** EXERCISE AIM **
In the listing below, pick out lines with "nhắn".

** PROVIDED MATERIAL **
※ ※ ※

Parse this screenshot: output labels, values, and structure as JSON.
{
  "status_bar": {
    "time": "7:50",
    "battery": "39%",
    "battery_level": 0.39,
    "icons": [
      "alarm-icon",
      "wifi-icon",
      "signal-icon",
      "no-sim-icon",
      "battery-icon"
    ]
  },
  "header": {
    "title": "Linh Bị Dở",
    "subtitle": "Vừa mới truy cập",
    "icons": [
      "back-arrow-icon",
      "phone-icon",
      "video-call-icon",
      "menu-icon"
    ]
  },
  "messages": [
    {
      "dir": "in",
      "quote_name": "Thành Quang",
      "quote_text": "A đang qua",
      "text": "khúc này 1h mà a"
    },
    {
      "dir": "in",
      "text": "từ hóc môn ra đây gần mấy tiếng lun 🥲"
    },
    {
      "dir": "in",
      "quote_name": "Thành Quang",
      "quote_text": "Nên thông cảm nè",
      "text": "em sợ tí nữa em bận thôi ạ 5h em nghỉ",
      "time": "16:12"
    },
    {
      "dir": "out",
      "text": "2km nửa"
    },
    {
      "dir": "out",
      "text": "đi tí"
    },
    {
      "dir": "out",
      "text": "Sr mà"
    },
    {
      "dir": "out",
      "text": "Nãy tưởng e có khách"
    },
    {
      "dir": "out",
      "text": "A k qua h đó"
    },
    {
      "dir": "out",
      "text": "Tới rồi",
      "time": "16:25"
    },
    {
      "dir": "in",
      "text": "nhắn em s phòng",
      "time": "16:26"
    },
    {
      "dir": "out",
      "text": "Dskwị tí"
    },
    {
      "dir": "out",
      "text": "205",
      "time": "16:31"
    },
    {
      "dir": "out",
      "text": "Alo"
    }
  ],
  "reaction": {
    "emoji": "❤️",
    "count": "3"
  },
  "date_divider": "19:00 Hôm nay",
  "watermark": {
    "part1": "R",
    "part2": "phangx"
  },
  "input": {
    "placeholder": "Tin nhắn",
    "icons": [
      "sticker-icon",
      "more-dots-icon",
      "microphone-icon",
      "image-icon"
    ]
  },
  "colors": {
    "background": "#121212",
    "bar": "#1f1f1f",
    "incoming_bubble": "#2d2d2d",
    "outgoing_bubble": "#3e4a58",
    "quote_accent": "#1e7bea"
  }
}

※ ※ ※

** FINISHED EXERCISE **
      "text": "nhắn em s phòng",
    "placeholder": "Tin nhắn",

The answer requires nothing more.